Required work - Check each line of the material below for "bending". Report how many have it, with no other words.

(Raw records)
-- START --
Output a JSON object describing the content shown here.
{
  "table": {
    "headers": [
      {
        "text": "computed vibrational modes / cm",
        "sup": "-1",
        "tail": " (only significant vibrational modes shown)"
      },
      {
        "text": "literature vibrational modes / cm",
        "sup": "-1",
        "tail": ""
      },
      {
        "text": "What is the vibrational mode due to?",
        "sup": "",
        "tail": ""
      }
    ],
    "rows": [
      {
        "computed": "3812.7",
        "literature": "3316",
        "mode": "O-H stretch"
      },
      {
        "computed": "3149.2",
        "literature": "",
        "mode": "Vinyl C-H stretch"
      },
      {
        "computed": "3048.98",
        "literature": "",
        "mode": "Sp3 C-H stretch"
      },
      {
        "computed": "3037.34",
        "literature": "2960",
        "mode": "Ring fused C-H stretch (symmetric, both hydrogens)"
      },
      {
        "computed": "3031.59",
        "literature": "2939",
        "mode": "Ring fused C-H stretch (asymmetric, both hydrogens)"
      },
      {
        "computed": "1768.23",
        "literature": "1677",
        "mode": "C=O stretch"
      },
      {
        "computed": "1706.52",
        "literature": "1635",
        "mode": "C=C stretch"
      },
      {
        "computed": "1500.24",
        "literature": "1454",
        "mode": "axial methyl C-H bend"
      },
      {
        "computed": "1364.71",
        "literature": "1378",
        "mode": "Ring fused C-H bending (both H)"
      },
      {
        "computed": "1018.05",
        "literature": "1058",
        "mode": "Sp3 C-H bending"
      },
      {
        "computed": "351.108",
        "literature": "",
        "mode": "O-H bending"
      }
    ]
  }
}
-- END --
-- START --
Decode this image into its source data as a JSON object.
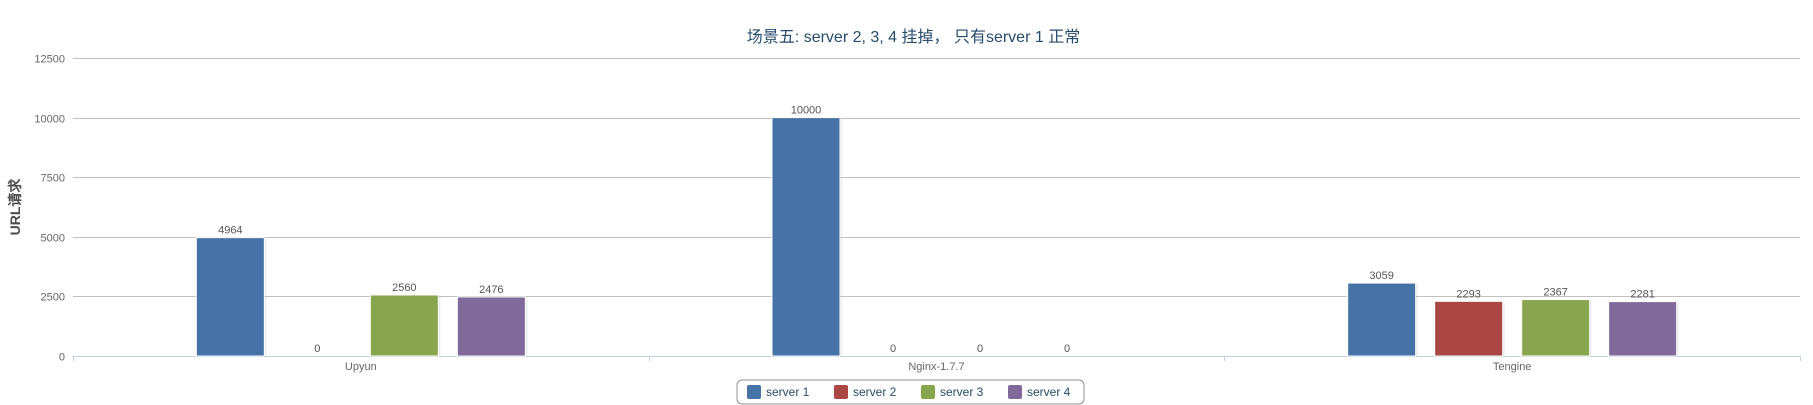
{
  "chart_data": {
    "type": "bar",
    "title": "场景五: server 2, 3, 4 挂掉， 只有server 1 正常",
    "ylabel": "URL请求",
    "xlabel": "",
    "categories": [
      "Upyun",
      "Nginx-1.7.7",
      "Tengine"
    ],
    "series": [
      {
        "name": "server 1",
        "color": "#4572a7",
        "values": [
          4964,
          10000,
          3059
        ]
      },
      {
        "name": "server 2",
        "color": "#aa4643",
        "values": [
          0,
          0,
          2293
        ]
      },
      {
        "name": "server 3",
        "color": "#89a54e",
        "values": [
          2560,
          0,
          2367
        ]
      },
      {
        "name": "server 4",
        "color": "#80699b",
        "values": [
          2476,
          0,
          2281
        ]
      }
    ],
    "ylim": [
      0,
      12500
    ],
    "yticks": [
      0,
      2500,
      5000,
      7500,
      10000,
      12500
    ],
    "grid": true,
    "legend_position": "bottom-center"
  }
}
-- END --
Result - 3